• _DESCRIPTION OF THE TASK_
Only the lines holding the string "Total" are needed. Copy each one.

• _Extracted records_
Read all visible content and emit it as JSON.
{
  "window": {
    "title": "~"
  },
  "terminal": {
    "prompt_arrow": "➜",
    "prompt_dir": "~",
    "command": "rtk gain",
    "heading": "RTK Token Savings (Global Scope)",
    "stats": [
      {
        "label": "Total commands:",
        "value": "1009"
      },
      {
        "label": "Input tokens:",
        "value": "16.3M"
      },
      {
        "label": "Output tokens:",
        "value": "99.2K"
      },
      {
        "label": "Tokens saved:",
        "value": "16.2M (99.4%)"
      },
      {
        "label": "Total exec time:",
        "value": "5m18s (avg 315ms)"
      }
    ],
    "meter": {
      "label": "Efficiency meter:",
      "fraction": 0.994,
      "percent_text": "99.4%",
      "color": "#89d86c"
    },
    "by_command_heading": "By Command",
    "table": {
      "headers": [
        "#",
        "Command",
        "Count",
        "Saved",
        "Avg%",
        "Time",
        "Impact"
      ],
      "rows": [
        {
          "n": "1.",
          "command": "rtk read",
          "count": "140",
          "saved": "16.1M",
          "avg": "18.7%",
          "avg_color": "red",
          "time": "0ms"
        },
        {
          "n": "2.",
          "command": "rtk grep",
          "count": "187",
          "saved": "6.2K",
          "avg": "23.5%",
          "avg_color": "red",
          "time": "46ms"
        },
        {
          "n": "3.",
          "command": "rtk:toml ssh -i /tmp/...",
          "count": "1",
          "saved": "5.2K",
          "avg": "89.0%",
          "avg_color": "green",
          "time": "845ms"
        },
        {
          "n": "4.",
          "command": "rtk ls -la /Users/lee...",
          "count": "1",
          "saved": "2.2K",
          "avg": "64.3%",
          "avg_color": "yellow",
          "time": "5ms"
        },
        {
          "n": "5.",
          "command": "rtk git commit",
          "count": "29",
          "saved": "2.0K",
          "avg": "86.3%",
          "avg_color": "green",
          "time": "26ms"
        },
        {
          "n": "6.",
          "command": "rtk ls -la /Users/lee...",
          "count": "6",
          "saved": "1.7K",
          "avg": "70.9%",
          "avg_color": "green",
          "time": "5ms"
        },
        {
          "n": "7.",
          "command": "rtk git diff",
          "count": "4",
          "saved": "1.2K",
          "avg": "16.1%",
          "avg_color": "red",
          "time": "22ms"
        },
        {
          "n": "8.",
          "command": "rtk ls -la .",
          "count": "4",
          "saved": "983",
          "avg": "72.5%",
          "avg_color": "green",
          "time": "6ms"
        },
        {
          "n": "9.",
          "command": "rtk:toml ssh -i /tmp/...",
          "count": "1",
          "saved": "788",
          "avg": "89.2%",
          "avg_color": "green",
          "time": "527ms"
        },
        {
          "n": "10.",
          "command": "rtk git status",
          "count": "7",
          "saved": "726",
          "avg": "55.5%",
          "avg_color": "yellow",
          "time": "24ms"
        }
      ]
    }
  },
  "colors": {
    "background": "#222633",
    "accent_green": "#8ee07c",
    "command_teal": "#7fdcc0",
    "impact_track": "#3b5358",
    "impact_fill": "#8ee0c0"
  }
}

• _THE RESPONSE_
        "label": "Total commands:",
        "label": "Total exec time:",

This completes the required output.